- Task -
Please copy every line of the records below that holds the word "them".

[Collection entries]
◆ ◆ ◆

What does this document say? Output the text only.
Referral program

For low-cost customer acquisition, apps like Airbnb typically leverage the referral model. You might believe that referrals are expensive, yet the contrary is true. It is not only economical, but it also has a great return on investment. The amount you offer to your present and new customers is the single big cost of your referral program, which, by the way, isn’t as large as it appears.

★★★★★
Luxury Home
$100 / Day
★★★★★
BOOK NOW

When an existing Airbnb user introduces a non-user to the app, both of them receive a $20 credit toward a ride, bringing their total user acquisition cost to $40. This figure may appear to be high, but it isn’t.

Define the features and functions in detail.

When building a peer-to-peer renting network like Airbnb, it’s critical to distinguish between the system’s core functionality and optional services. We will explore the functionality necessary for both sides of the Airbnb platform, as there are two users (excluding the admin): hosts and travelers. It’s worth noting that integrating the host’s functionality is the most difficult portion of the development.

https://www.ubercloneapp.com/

◆ ◆ ◆

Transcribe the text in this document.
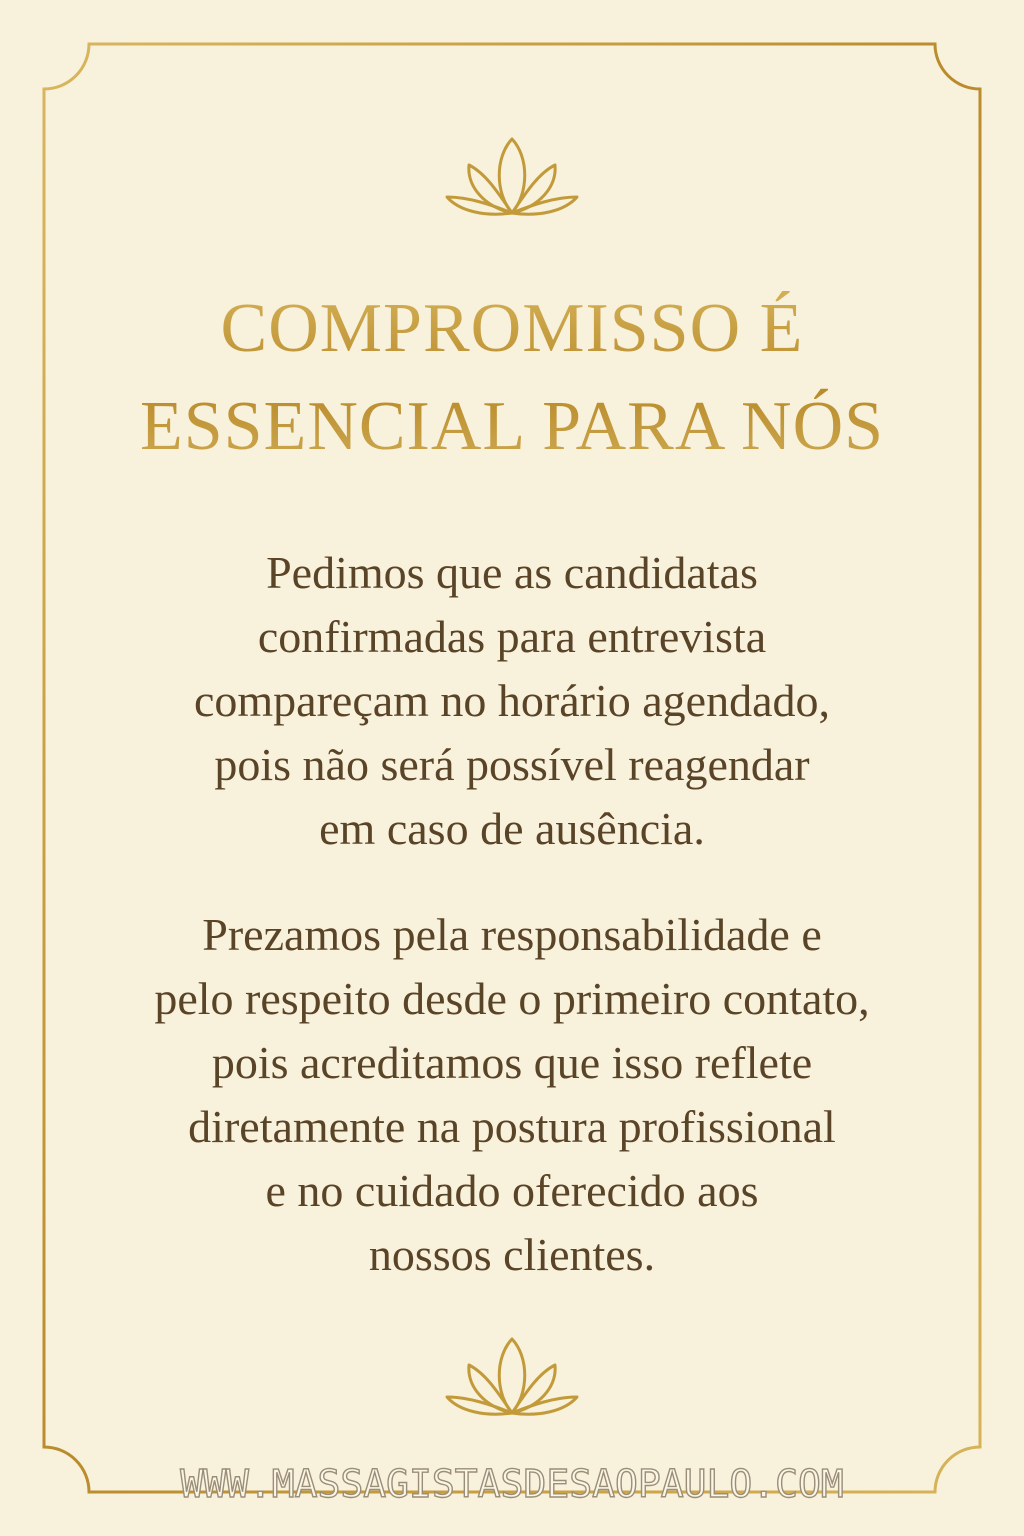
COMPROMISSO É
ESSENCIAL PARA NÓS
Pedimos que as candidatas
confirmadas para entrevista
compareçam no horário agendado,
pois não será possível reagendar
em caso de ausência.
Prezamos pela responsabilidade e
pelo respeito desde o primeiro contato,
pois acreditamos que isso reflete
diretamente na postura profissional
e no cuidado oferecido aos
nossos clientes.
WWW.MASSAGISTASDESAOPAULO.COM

◆ ◆ ◆

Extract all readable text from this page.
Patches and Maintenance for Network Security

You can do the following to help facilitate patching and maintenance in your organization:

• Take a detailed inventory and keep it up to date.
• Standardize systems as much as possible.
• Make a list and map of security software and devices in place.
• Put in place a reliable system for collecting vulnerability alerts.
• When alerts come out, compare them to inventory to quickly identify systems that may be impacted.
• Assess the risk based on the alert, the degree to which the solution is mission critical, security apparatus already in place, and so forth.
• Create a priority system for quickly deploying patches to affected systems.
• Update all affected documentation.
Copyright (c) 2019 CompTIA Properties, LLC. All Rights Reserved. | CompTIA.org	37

◆ ◆ ◆

- Final answer -
When an existing Airbnb user introduces a non-user to the app, both of them receive a $20 credit toward a ride, bringing their total user acquisition cost to $40. This figure may appear to be high, but it isn’t.
• When alerts come out, compare them to inventory to quickly identify systems that may be impacted.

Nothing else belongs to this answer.